Goal: In the following material, identify every line holding the string "color" and return it.

## BEGIN

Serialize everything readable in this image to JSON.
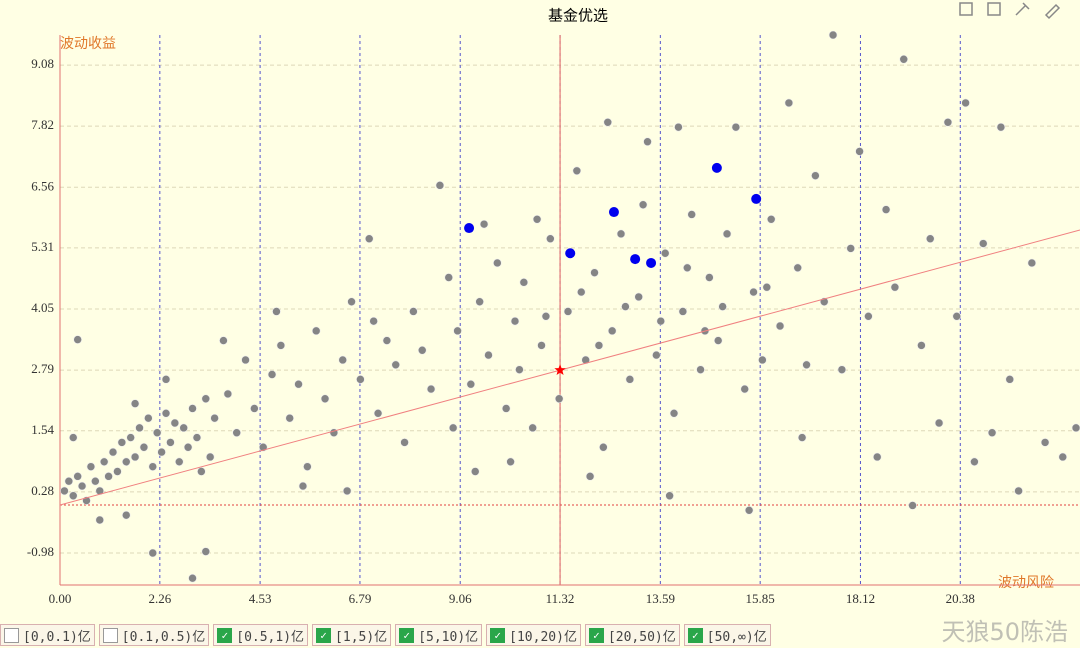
{
  "chart_data": {
    "type": "scatter",
    "title": "基金优选",
    "y_label": "波动收益",
    "x_label": "波动风险",
    "xlim": [
      0,
      23.09
    ],
    "ylim": [
      -1.64,
      9.7
    ],
    "xticks": [
      {
        "value": 0,
        "label": "0.00"
      },
      2.26,
      4.53,
      6.79,
      9.06,
      11.32,
      13.59,
      15.85,
      18.12,
      20.38
    ],
    "yticks": [
      -0.98,
      0.28,
      1.54,
      2.79,
      4.05,
      5.31,
      6.56,
      7.82,
      9.08
    ],
    "grid": true,
    "reference_x": 11.32,
    "reference_y": 0.01,
    "marker": {
      "x": 11.32,
      "y": 2.79,
      "color": "#ff0000"
    },
    "trend": {
      "color": "#f08080",
      "points": [
        [
          0,
          0.01
        ],
        [
          23.09,
          5.68
        ]
      ]
    },
    "series": [
      {
        "color": "#858585",
        "points": [
          [
            0.1,
            0.3
          ],
          [
            0.2,
            0.5
          ],
          [
            0.3,
            0.2
          ],
          [
            0.4,
            0.6
          ],
          [
            0.5,
            0.4
          ],
          [
            0.6,
            0.1
          ],
          [
            0.7,
            0.8
          ],
          [
            0.8,
            0.5
          ],
          [
            0.9,
            0.3
          ],
          [
            1.0,
            0.9
          ],
          [
            1.1,
            0.6
          ],
          [
            1.2,
            1.1
          ],
          [
            1.3,
            0.7
          ],
          [
            1.4,
            1.3
          ],
          [
            1.5,
            0.9
          ],
          [
            1.6,
            1.4
          ],
          [
            1.7,
            1.0
          ],
          [
            1.8,
            1.6
          ],
          [
            1.9,
            1.2
          ],
          [
            2.0,
            1.8
          ],
          [
            2.1,
            0.8
          ],
          [
            2.2,
            1.5
          ],
          [
            2.3,
            1.1
          ],
          [
            2.4,
            1.9
          ],
          [
            2.5,
            1.3
          ],
          [
            2.6,
            1.7
          ],
          [
            2.7,
            0.9
          ],
          [
            2.8,
            1.6
          ],
          [
            2.9,
            1.2
          ],
          [
            3.0,
            2.0
          ],
          [
            3.1,
            1.4
          ],
          [
            3.2,
            0.7
          ],
          [
            3.3,
            2.2
          ],
          [
            3.4,
            1.0
          ],
          [
            0.4,
            3.42
          ],
          [
            2.1,
            -0.98
          ],
          [
            3.0,
            -1.5
          ],
          [
            3.3,
            -0.95
          ],
          [
            1.5,
            -0.2
          ],
          [
            0.9,
            -0.3
          ],
          [
            2.4,
            2.6
          ],
          [
            1.7,
            2.1
          ],
          [
            0.3,
            1.4
          ],
          [
            3.5,
            1.8
          ],
          [
            3.8,
            2.3
          ],
          [
            4.0,
            1.5
          ],
          [
            4.2,
            3.0
          ],
          [
            4.4,
            2.0
          ],
          [
            4.6,
            1.2
          ],
          [
            4.8,
            2.7
          ],
          [
            5.0,
            3.3
          ],
          [
            5.2,
            1.8
          ],
          [
            5.4,
            2.5
          ],
          [
            5.6,
            0.8
          ],
          [
            5.8,
            3.6
          ],
          [
            6.0,
            2.2
          ],
          [
            6.2,
            1.5
          ],
          [
            6.4,
            3.0
          ],
          [
            6.6,
            4.2
          ],
          [
            6.8,
            2.6
          ],
          [
            7.0,
            5.5
          ],
          [
            7.2,
            1.9
          ],
          [
            7.4,
            3.4
          ],
          [
            7.6,
            2.9
          ],
          [
            7.8,
            1.3
          ],
          [
            8.0,
            4.0
          ],
          [
            8.2,
            3.2
          ],
          [
            8.4,
            2.4
          ],
          [
            8.6,
            6.6
          ],
          [
            8.8,
            4.7
          ],
          [
            9.0,
            3.6
          ],
          [
            8.9,
            1.6
          ],
          [
            7.1,
            3.8
          ],
          [
            5.5,
            0.4
          ],
          [
            4.9,
            4.0
          ],
          [
            3.7,
            3.4
          ],
          [
            6.5,
            0.3
          ],
          [
            9.3,
            2.5
          ],
          [
            9.5,
            4.2
          ],
          [
            9.7,
            3.1
          ],
          [
            9.9,
            5.0
          ],
          [
            10.1,
            2.0
          ],
          [
            10.3,
            3.8
          ],
          [
            10.5,
            4.6
          ],
          [
            10.7,
            1.6
          ],
          [
            10.9,
            3.3
          ],
          [
            11.1,
            5.5
          ],
          [
            11.3,
            2.2
          ],
          [
            11.5,
            4.0
          ],
          [
            11.7,
            6.9
          ],
          [
            11.9,
            3.0
          ],
          [
            12.1,
            4.8
          ],
          [
            12.3,
            1.2
          ],
          [
            12.5,
            3.6
          ],
          [
            12.7,
            5.6
          ],
          [
            12.9,
            2.6
          ],
          [
            13.1,
            4.3
          ],
          [
            13.3,
            7.5
          ],
          [
            13.5,
            3.1
          ],
          [
            13.7,
            5.2
          ],
          [
            13.9,
            1.9
          ],
          [
            14.1,
            4.0
          ],
          [
            14.3,
            6.0
          ],
          [
            14.5,
            2.8
          ],
          [
            14.7,
            4.7
          ],
          [
            14.9,
            3.4
          ],
          [
            15.1,
            5.6
          ],
          [
            15.3,
            7.8
          ],
          [
            15.5,
            2.4
          ],
          [
            15.7,
            4.4
          ],
          [
            15.9,
            3.0
          ],
          [
            16.1,
            5.9
          ],
          [
            16.3,
            3.7
          ],
          [
            16.5,
            8.3
          ],
          [
            16.7,
            4.9
          ],
          [
            16.9,
            2.9
          ],
          [
            17.1,
            6.8
          ],
          [
            10.2,
            0.9
          ],
          [
            12.0,
            0.6
          ],
          [
            13.8,
            0.2
          ],
          [
            15.6,
            -0.1
          ],
          [
            16.8,
            1.4
          ],
          [
            14.0,
            7.8
          ],
          [
            12.4,
            7.9
          ],
          [
            9.6,
            5.8
          ],
          [
            10.8,
            5.9
          ],
          [
            13.2,
            6.2
          ],
          [
            11.0,
            3.9
          ],
          [
            12.2,
            3.3
          ],
          [
            14.2,
            4.9
          ],
          [
            15.0,
            4.1
          ],
          [
            16.0,
            4.5
          ],
          [
            13.6,
            3.8
          ],
          [
            11.8,
            4.4
          ],
          [
            10.4,
            2.8
          ],
          [
            12.8,
            4.1
          ],
          [
            14.6,
            3.6
          ],
          [
            9.4,
            0.7
          ],
          [
            17.3,
            4.2
          ],
          [
            17.5,
            9.7
          ],
          [
            17.7,
            2.8
          ],
          [
            17.9,
            5.3
          ],
          [
            18.1,
            7.3
          ],
          [
            18.3,
            3.9
          ],
          [
            18.5,
            1.0
          ],
          [
            18.7,
            6.1
          ],
          [
            18.9,
            4.5
          ],
          [
            19.1,
            9.2
          ],
          [
            19.3,
            0.0
          ],
          [
            19.5,
            3.3
          ],
          [
            19.7,
            5.5
          ],
          [
            19.9,
            1.7
          ],
          [
            20.1,
            7.9
          ],
          [
            20.3,
            3.9
          ],
          [
            20.5,
            8.3
          ],
          [
            20.7,
            0.9
          ],
          [
            20.9,
            5.4
          ],
          [
            21.1,
            1.5
          ],
          [
            21.3,
            7.8
          ],
          [
            21.5,
            2.6
          ],
          [
            21.7,
            0.3
          ],
          [
            22.0,
            5.0
          ],
          [
            22.3,
            1.3
          ],
          [
            22.7,
            1.0
          ],
          [
            23.0,
            1.6
          ]
        ]
      },
      {
        "color": "#0000ee",
        "points": [
          [
            9.26,
            5.72
          ],
          [
            11.55,
            5.2
          ],
          [
            12.54,
            6.05
          ],
          [
            13.02,
            5.08
          ],
          [
            13.38,
            5.0
          ],
          [
            14.87,
            6.96
          ],
          [
            15.76,
            6.32
          ]
        ]
      }
    ]
  },
  "filters": [
    {
      "label": "[0,0.1)亿",
      "checked": false
    },
    {
      "label": "[0.1,0.5)亿",
      "checked": false
    },
    {
      "label": "[0.5,1)亿",
      "checked": true
    },
    {
      "label": "[1,5)亿",
      "checked": true
    },
    {
      "label": "[5,10)亿",
      "checked": true
    },
    {
      "label": "[10,20)亿",
      "checked": true
    },
    {
      "label": "[20,50)亿",
      "checked": true
    },
    {
      "label": "[50,∞)亿",
      "checked": true
    }
  ],
  "watermark": "天狼50陈浩"
}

## END

Complete response:
      "color": "#ff0000"
      "color": "#f08080",
        "color": "#858585",
        "color": "#0000ee",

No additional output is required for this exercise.